The exercise –
Write the listing below out again exactly, dropping the images.

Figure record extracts
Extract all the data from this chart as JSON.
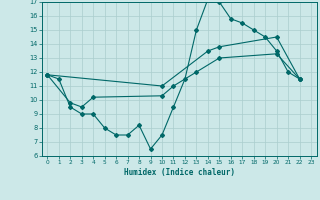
{
  "xlabel": "Humidex (Indice chaleur)",
  "xlim": [
    -0.5,
    23.5
  ],
  "ylim": [
    6,
    17
  ],
  "xticks": [
    0,
    1,
    2,
    3,
    4,
    5,
    6,
    7,
    8,
    9,
    10,
    11,
    12,
    13,
    14,
    15,
    16,
    17,
    18,
    19,
    20,
    21,
    22,
    23
  ],
  "yticks": [
    6,
    7,
    8,
    9,
    10,
    11,
    12,
    13,
    14,
    15,
    16,
    17
  ],
  "bg_color": "#cce8e8",
  "grid_color": "#aacece",
  "line_color": "#006868",
  "line1_x": [
    0,
    1,
    2,
    3,
    4,
    5,
    6,
    7,
    8,
    9,
    10,
    11,
    12,
    13,
    14,
    15,
    16,
    17,
    18,
    19,
    20,
    21,
    22
  ],
  "line1_y": [
    11.8,
    11.5,
    9.5,
    9.0,
    9.0,
    8.0,
    7.5,
    7.5,
    8.2,
    6.5,
    7.5,
    9.5,
    11.5,
    15.0,
    17.2,
    17.0,
    15.8,
    15.5,
    15.0,
    14.5,
    13.5,
    12.0,
    11.5
  ],
  "line2_x": [
    0,
    2,
    3,
    4,
    10,
    11,
    13,
    15,
    20,
    22
  ],
  "line2_y": [
    11.8,
    9.8,
    9.5,
    10.2,
    10.3,
    11.0,
    12.0,
    13.0,
    13.3,
    11.5
  ],
  "line3_x": [
    0,
    10,
    14,
    15,
    20,
    22
  ],
  "line3_y": [
    11.8,
    11.0,
    13.5,
    13.8,
    14.5,
    11.5
  ]
}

Task answer –
Extract all the data from this chart as JSON.
{
  "xlabel": "Humidex (Indice chaleur)",
  "xlim": [
    -0.5,
    23.5
  ],
  "ylim": [
    6,
    17
  ],
  "xticks": [
    0,
    1,
    2,
    3,
    4,
    5,
    6,
    7,
    8,
    9,
    10,
    11,
    12,
    13,
    14,
    15,
    16,
    17,
    18,
    19,
    20,
    21,
    22,
    23
  ],
  "yticks": [
    6,
    7,
    8,
    9,
    10,
    11,
    12,
    13,
    14,
    15,
    16,
    17
  ],
  "bg_color": "#cce8e8",
  "grid_color": "#aacece",
  "line_color": "#006868",
  "line1_x": [
    0,
    1,
    2,
    3,
    4,
    5,
    6,
    7,
    8,
    9,
    10,
    11,
    12,
    13,
    14,
    15,
    16,
    17,
    18,
    19,
    20,
    21,
    22
  ],
  "line1_y": [
    11.8,
    11.5,
    9.5,
    9.0,
    9.0,
    8.0,
    7.5,
    7.5,
    8.2,
    6.5,
    7.5,
    9.5,
    11.5,
    15.0,
    17.2,
    17.0,
    15.8,
    15.5,
    15.0,
    14.5,
    13.5,
    12.0,
    11.5
  ],
  "line2_x": [
    0,
    2,
    3,
    4,
    10,
    11,
    13,
    15,
    20,
    22
  ],
  "line2_y": [
    11.8,
    9.8,
    9.5,
    10.2,
    10.3,
    11.0,
    12.0,
    13.0,
    13.3,
    11.5
  ],
  "line3_x": [
    0,
    10,
    14,
    15,
    20,
    22
  ],
  "line3_y": [
    11.8,
    11.0,
    13.5,
    13.8,
    14.5,
    11.5
  ]
}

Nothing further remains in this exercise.